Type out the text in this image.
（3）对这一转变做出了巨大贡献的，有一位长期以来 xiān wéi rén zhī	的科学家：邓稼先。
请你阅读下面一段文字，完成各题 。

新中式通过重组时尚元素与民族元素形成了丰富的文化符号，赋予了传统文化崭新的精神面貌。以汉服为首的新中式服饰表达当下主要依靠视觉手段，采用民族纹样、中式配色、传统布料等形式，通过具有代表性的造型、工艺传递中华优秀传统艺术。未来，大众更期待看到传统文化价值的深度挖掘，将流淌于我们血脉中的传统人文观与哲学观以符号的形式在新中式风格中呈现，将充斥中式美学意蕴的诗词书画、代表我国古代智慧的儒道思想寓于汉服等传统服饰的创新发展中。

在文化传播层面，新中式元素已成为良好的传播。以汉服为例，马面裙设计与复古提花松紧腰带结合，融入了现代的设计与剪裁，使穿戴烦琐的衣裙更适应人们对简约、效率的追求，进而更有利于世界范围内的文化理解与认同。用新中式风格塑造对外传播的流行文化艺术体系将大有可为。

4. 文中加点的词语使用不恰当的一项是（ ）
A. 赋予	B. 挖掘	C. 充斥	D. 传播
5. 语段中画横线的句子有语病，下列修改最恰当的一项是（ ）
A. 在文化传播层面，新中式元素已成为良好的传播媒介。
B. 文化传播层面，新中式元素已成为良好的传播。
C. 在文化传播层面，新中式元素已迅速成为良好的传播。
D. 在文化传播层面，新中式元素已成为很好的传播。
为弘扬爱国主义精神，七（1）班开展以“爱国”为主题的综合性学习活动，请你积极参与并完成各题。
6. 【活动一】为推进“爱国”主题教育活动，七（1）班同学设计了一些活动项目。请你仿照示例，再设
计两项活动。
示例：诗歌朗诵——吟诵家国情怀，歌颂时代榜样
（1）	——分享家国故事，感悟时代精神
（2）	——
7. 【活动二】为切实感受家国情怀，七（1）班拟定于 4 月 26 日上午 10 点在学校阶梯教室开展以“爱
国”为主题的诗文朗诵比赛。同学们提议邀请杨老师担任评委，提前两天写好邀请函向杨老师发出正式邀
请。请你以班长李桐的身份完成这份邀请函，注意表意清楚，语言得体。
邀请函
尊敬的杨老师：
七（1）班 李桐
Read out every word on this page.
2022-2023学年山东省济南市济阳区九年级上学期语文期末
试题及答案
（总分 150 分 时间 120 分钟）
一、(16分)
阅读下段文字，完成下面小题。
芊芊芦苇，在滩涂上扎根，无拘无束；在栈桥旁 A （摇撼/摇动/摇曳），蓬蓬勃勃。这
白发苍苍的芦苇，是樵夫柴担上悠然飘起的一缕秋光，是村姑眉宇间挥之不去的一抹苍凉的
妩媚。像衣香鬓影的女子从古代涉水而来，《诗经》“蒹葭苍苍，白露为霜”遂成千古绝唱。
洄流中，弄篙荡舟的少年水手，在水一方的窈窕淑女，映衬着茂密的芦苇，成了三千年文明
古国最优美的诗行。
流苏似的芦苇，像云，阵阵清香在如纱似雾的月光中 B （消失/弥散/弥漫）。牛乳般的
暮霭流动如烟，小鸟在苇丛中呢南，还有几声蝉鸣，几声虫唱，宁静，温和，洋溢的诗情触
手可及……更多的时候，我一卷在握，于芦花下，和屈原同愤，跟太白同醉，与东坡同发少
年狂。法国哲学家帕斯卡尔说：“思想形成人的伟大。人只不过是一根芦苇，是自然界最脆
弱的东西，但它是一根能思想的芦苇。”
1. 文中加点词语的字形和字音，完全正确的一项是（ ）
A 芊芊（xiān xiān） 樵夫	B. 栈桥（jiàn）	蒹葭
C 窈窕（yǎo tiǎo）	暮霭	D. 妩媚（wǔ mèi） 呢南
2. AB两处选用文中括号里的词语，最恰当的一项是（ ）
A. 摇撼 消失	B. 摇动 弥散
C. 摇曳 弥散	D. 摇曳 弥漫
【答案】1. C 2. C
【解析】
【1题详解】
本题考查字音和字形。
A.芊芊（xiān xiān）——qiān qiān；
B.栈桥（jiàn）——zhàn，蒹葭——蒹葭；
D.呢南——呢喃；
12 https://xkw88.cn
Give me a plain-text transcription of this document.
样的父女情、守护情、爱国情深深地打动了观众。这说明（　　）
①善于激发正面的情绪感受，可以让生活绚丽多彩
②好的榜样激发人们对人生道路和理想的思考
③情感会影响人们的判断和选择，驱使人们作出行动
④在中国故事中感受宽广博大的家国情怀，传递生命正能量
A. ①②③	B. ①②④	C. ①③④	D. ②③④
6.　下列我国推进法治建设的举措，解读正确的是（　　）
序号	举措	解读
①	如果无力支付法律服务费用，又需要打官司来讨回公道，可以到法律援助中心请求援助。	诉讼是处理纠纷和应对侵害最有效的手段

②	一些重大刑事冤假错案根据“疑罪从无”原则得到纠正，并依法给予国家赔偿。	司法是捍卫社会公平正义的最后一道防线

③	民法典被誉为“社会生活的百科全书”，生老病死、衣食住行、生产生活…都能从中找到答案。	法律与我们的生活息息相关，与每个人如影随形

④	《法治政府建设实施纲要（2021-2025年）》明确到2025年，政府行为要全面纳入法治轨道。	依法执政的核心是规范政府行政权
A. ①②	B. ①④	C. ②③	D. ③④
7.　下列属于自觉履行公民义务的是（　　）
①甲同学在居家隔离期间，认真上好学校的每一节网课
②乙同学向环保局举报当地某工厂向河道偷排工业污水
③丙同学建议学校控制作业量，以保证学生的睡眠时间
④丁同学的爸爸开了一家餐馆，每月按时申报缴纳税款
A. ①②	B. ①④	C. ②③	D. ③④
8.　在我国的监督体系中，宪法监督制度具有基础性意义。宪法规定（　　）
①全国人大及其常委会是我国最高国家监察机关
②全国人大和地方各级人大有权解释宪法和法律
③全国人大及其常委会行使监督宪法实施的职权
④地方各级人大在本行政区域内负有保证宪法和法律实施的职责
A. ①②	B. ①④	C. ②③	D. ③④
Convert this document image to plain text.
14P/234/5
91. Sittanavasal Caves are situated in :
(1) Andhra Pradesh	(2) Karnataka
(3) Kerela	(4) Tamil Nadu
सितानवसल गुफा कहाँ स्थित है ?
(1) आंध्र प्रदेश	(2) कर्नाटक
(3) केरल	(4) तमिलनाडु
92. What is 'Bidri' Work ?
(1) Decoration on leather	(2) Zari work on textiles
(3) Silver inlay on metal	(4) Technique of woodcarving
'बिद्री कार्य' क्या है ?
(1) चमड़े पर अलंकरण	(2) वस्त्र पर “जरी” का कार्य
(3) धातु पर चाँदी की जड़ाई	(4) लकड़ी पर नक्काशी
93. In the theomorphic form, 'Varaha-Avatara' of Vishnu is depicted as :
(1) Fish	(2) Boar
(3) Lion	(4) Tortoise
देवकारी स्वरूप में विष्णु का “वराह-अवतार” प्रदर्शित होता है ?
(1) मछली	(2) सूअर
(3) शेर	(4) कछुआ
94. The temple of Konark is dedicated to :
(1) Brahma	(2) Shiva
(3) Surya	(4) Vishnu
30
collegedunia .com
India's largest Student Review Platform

• _TO BE DONE_: From the listing above, find the number of lines with the word "plain" in them. Answer with the number only.

• _RESULT_: 2